--- Data for the task ---

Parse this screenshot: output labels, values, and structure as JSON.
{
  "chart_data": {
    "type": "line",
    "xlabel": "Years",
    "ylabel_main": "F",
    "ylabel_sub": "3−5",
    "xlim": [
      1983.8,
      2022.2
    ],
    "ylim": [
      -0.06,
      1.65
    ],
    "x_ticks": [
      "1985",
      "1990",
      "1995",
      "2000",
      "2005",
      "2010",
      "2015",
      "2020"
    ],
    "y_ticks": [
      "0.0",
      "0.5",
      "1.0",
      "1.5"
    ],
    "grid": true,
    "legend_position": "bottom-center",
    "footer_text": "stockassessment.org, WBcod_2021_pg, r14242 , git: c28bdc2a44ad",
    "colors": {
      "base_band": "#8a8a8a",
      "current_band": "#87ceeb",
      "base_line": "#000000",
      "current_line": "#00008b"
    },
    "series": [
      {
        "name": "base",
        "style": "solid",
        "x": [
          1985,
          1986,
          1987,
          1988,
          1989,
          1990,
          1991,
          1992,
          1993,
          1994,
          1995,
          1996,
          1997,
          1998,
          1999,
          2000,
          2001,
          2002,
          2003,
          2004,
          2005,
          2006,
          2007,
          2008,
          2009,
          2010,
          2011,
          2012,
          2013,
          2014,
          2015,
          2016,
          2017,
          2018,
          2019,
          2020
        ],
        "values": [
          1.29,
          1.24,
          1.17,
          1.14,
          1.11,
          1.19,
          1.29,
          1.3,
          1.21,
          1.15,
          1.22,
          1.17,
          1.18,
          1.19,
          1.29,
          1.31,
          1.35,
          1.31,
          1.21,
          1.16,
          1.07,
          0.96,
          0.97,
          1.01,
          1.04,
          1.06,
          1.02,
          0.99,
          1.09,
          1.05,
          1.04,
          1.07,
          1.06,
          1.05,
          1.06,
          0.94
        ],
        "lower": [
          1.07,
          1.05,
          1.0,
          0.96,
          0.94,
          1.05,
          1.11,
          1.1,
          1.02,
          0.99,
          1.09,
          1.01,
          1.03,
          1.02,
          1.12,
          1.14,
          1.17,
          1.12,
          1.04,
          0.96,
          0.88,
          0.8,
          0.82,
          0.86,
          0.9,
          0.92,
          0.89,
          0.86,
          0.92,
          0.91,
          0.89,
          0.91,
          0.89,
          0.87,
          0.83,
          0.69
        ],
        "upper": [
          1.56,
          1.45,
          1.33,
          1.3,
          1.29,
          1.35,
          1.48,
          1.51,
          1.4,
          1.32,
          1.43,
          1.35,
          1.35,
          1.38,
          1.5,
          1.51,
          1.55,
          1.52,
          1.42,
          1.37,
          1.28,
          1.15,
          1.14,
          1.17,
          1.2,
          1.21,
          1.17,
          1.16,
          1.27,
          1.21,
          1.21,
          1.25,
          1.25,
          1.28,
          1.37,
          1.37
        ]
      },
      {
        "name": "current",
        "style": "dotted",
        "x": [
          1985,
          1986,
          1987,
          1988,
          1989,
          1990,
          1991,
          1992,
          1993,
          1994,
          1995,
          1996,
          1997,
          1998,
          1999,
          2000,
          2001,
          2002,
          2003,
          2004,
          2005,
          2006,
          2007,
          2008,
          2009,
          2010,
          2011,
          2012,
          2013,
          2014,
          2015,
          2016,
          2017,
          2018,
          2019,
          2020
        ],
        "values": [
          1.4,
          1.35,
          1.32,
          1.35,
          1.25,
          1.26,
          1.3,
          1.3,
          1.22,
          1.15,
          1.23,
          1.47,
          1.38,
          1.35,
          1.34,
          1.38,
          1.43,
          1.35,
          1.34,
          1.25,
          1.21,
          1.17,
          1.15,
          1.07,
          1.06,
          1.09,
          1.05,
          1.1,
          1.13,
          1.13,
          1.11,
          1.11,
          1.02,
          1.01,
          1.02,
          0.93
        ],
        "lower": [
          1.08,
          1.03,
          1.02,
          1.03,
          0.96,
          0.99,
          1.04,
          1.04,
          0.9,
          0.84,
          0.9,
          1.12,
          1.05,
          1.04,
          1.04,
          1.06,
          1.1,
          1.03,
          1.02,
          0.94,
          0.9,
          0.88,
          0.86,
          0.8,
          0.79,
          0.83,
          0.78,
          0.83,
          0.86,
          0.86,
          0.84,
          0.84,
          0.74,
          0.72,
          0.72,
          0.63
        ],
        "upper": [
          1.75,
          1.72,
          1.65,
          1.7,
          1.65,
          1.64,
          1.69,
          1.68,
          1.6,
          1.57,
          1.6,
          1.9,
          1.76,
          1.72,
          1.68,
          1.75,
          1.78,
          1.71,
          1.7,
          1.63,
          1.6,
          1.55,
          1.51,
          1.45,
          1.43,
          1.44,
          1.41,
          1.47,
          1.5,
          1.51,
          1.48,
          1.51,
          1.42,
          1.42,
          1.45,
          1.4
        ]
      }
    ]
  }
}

---

__Do this__
Extract the listing in its entirety and repeat it exactly.

__Solution for this task__
Parse this screenshot: output labels, values, and structure as JSON.
{
  "chart_data": {
    "type": "line",
    "xlabel": "Years",
    "ylabel_main": "F",
    "ylabel_sub": "3−5",
    "xlim": [
      1983.8,
      2022.2
    ],
    "ylim": [
      -0.06,
      1.65
    ],
    "x_ticks": [
      "1985",
      "1990",
      "1995",
      "2000",
      "2005",
      "2010",
      "2015",
      "2020"
    ],
    "y_ticks": [
      "0.0",
      "0.5",
      "1.0",
      "1.5"
    ],
    "grid": true,
    "legend_position": "bottom-center",
    "footer_text": "stockassessment.org, WBcod_2021_pg, r14242 , git: c28bdc2a44ad",
    "colors": {
      "base_band": "#8a8a8a",
      "current_band": "#87ceeb",
      "base_line": "#000000",
      "current_line": "#00008b"
    },
    "series": [
      {
        "name": "base",
        "style": "solid",
        "x": [
          1985,
          1986,
          1987,
          1988,
          1989,
          1990,
          1991,
          1992,
          1993,
          1994,
          1995,
          1996,
          1997,
          1998,
          1999,
          2000,
          2001,
          2002,
          2003,
          2004,
          2005,
          2006,
          2007,
          2008,
          2009,
          2010,
          2011,
          2012,
          2013,
          2014,
          2015,
          2016,
          2017,
          2018,
          2019,
          2020
        ],
        "values": [
          1.29,
          1.24,
          1.17,
          1.14,
          1.11,
          1.19,
          1.29,
          1.3,
          1.21,
          1.15,
          1.22,
          1.17,
          1.18,
          1.19,
          1.29,
          1.31,
          1.35,
          1.31,
          1.21,
          1.16,
          1.07,
          0.96,
          0.97,
          1.01,
          1.04,
          1.06,
          1.02,
          0.99,
          1.09,
          1.05,
          1.04,
          1.07,
          1.06,
          1.05,
          1.06,
          0.94
        ],
        "lower": [
          1.07,
          1.05,
          1.0,
          0.96,
          0.94,
          1.05,
          1.11,
          1.1,
          1.02,
          0.99,
          1.09,
          1.01,
          1.03,
          1.02,
          1.12,
          1.14,
          1.17,
          1.12,
          1.04,
          0.96,
          0.88,
          0.8,
          0.82,
          0.86,
          0.9,
          0.92,
          0.89,
          0.86,
          0.92,
          0.91,
          0.89,
          0.91,
          0.89,
          0.87,
          0.83,
          0.69
        ],
        "upper": [
          1.56,
          1.45,
          1.33,
          1.3,
          1.29,
          1.35,
          1.48,
          1.51,
          1.4,
          1.32,
          1.43,
          1.35,
          1.35,
          1.38,
          1.5,
          1.51,
          1.55,
          1.52,
          1.42,
          1.37,
          1.28,
          1.15,
          1.14,
          1.17,
          1.2,
          1.21,
          1.17,
          1.16,
          1.27,
          1.21,
          1.21,
          1.25,
          1.25,
          1.28,
          1.37,
          1.37
        ]
      },
      {
        "name": "current",
        "style": "dotted",
        "x": [
          1985,
          1986,
          1987,
          1988,
          1989,
          1990,
          1991,
          1992,
          1993,
          1994,
          1995,
          1996,
          1997,
          1998,
          1999,
          2000,
          2001,
          2002,
          2003,
          2004,
          2005,
          2006,
          2007,
          2008,
          2009,
          2010,
          2011,
          2012,
          2013,
          2014,
          2015,
          2016,
          2017,
          2018,
          2019,
          2020
        ],
        "values": [
          1.4,
          1.35,
          1.32,
          1.35,
          1.25,
          1.26,
          1.3,
          1.3,
          1.22,
          1.15,
          1.23,
          1.47,
          1.38,
          1.35,
          1.34,
          1.38,
          1.43,
          1.35,
          1.34,
          1.25,
          1.21,
          1.17,
          1.15,
          1.07,
          1.06,
          1.09,
          1.05,
          1.1,
          1.13,
          1.13,
          1.11,
          1.11,
          1.02,
          1.01,
          1.02,
          0.93
        ],
        "lower": [
          1.08,
          1.03,
          1.02,
          1.03,
          0.96,
          0.99,
          1.04,
          1.04,
          0.9,
          0.84,
          0.9,
          1.12,
          1.05,
          1.04,
          1.04,
          1.06,
          1.1,
          1.03,
          1.02,
          0.94,
          0.9,
          0.88,
          0.86,
          0.8,
          0.79,
          0.83,
          0.78,
          0.83,
          0.86,
          0.86,
          0.84,
          0.84,
          0.74,
          0.72,
          0.72,
          0.63
        ],
        "upper": [
          1.75,
          1.72,
          1.65,
          1.7,
          1.65,
          1.64,
          1.69,
          1.68,
          1.6,
          1.57,
          1.6,
          1.9,
          1.76,
          1.72,
          1.68,
          1.75,
          1.78,
          1.71,
          1.7,
          1.63,
          1.6,
          1.55,
          1.51,
          1.45,
          1.43,
          1.44,
          1.41,
          1.47,
          1.5,
          1.51,
          1.48,
          1.51,
          1.42,
          1.42,
          1.45,
          1.4
        ]
      }
    ]
  }
}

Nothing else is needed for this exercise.